* Task goal: Transcribe all of the data exactly. Omit the pictures.
### The records ###
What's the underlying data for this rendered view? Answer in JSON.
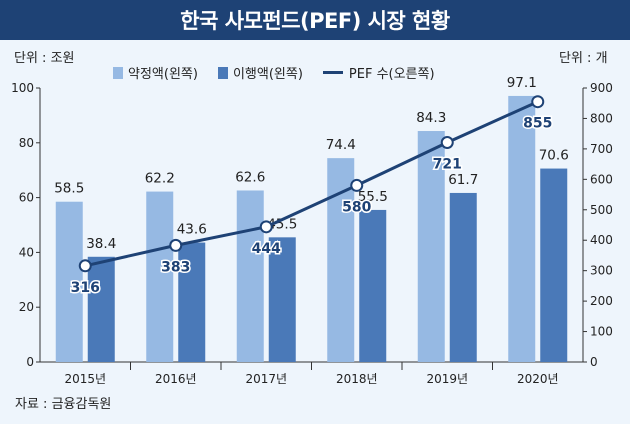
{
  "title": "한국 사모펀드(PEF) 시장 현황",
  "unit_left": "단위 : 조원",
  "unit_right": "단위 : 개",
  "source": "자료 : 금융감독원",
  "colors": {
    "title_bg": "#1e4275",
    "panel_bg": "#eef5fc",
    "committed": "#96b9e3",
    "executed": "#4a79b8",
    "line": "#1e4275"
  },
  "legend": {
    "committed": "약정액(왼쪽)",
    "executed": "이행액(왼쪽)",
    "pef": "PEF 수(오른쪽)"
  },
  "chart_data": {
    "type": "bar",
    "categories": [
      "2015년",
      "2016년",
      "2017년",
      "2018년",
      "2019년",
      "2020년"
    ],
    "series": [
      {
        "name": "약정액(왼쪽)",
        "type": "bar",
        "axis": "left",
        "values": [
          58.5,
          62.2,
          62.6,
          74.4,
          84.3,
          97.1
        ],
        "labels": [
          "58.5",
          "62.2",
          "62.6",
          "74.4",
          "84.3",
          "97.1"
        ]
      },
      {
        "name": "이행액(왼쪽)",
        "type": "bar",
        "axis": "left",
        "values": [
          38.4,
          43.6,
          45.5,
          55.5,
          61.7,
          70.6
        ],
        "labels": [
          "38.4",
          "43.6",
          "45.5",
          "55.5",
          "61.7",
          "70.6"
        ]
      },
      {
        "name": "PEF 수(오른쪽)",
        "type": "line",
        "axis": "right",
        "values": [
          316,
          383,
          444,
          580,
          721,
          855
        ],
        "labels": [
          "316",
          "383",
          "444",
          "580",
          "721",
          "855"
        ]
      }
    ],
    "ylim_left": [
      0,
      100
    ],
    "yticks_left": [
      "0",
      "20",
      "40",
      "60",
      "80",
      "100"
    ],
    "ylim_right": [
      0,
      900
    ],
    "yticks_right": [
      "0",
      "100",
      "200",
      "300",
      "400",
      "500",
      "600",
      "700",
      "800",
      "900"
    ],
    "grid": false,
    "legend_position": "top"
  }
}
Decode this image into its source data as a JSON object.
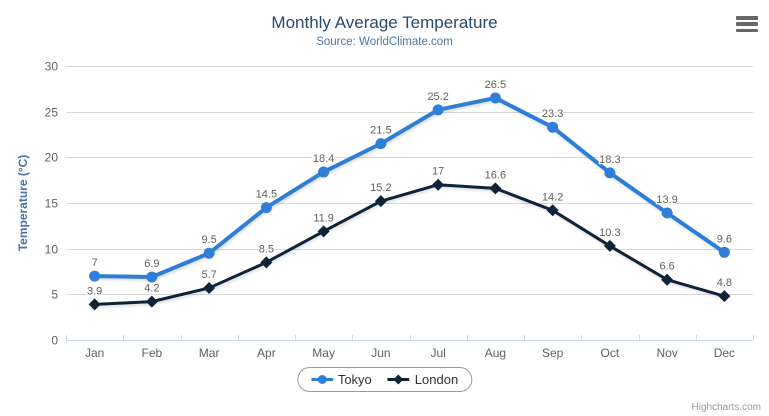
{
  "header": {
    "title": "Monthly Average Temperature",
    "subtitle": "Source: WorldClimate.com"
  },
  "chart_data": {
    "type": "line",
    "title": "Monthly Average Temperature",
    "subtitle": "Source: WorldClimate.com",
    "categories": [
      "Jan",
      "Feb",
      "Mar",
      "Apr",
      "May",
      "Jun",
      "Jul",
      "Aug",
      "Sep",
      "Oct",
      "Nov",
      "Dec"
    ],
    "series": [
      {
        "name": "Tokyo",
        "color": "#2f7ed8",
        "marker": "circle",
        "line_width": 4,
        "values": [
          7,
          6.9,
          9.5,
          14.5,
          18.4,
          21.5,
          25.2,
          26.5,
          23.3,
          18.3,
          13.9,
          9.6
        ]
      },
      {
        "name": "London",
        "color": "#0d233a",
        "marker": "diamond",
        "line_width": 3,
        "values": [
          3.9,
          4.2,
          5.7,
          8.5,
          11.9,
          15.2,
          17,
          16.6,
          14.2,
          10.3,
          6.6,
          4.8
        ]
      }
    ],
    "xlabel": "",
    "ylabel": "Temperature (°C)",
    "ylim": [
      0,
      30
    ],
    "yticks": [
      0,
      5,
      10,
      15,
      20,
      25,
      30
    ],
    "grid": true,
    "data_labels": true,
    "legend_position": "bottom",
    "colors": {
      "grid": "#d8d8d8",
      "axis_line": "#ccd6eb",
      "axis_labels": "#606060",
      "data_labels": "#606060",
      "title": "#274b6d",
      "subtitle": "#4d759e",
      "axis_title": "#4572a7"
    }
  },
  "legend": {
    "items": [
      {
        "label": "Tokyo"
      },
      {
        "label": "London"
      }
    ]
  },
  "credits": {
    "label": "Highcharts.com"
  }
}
###
* Solved exercise:
What's the underlying data for this rendered view? Answer in JSON.
{
  "title": "한국 사모펀드(PEF) 시장 현황",
  "unit_left": "단위 : 조원",
  "unit_right": "단위 : 개",
  "source": "자료 : 금융감독원",
  "colors": {
    "title_bg": "#1e4275",
    "panel_bg": "#eef5fc",
    "committed": "#96b9e3",
    "executed": "#4a79b8",
    "line": "#1e4275"
  },
  "legend": {
    "committed": "약정액(왼쪽)",
    "executed": "이행액(왼쪽)",
    "pef": "PEF 수(오른쪽)"
  },
  "chart_data": {
    "type": "bar",
    "categories": [
      "2015년",
      "2016년",
      "2017년",
      "2018년",
      "2019년",
      "2020년"
    ],
    "series": [
      {
        "name": "약정액(왼쪽)",
        "type": "bar",
        "axis": "left",
        "values": [
          58.5,
          62.2,
          62.6,
          74.4,
          84.3,
          97.1
        ],
        "labels": [
          "58.5",
          "62.2",
          "62.6",
          "74.4",
          "84.3",
          "97.1"
        ]
      },
      {
        "name": "이행액(왼쪽)",
        "type": "bar",
        "axis": "left",
        "values": [
          38.4,
          43.6,
          45.5,
          55.5,
          61.7,
          70.6
        ],
        "labels": [
          "38.4",
          "43.6",
          "45.5",
          "55.5",
          "61.7",
          "70.6"
        ]
      },
      {
        "name": "PEF 수(오른쪽)",
        "type": "line",
        "axis": "right",
        "values": [
          316,
          383,
          444,
          580,
          721,
          855
        ],
        "labels": [
          "316",
          "383",
          "444",
          "580",
          "721",
          "855"
        ]
      }
    ],
    "ylim_left": [
      0,
      100
    ],
    "yticks_left": [
      "0",
      "20",
      "40",
      "60",
      "80",
      "100"
    ],
    "ylim_right": [
      0,
      900
    ],
    "yticks_right": [
      "0",
      "100",
      "200",
      "300",
      "400",
      "500",
      "600",
      "700",
      "800",
      "900"
    ],
    "grid": false,
    "legend_position": "top"
  }
}
Decode this image into its source data as a JSON object.
{
  "header": {
    "title": "Monthly Average Temperature",
    "subtitle": "Source: WorldClimate.com"
  },
  "chart_data": {
    "type": "line",
    "title": "Monthly Average Temperature",
    "subtitle": "Source: WorldClimate.com",
    "categories": [
      "Jan",
      "Feb",
      "Mar",
      "Apr",
      "May",
      "Jun",
      "Jul",
      "Aug",
      "Sep",
      "Oct",
      "Nov",
      "Dec"
    ],
    "series": [
      {
        "name": "Tokyo",
        "color": "#2f7ed8",
        "marker": "circle",
        "line_width": 4,
        "values": [
          7,
          6.9,
          9.5,
          14.5,
          18.4,
          21.5,
          25.2,
          26.5,
          23.3,
          18.3,
          13.9,
          9.6
        ]
      },
      {
        "name": "London",
        "color": "#0d233a",
        "marker": "diamond",
        "line_width": 3,
        "values": [
          3.9,
          4.2,
          5.7,
          8.5,
          11.9,
          15.2,
          17,
          16.6,
          14.2,
          10.3,
          6.6,
          4.8
        ]
      }
    ],
    "xlabel": "",
    "ylabel": "Temperature (°C)",
    "ylim": [
      0,
      30
    ],
    "yticks": [
      0,
      5,
      10,
      15,
      20,
      25,
      30
    ],
    "grid": true,
    "data_labels": true,
    "legend_position": "bottom",
    "colors": {
      "grid": "#d8d8d8",
      "axis_line": "#ccd6eb",
      "axis_labels": "#606060",
      "data_labels": "#606060",
      "title": "#274b6d",
      "subtitle": "#4d759e",
      "axis_title": "#4572a7"
    }
  },
  "legend": {
    "items": [
      {
        "label": "Tokyo"
      },
      {
        "label": "London"
      }
    ]
  },
  "credits": {
    "label": "Highcharts.com"
  }
}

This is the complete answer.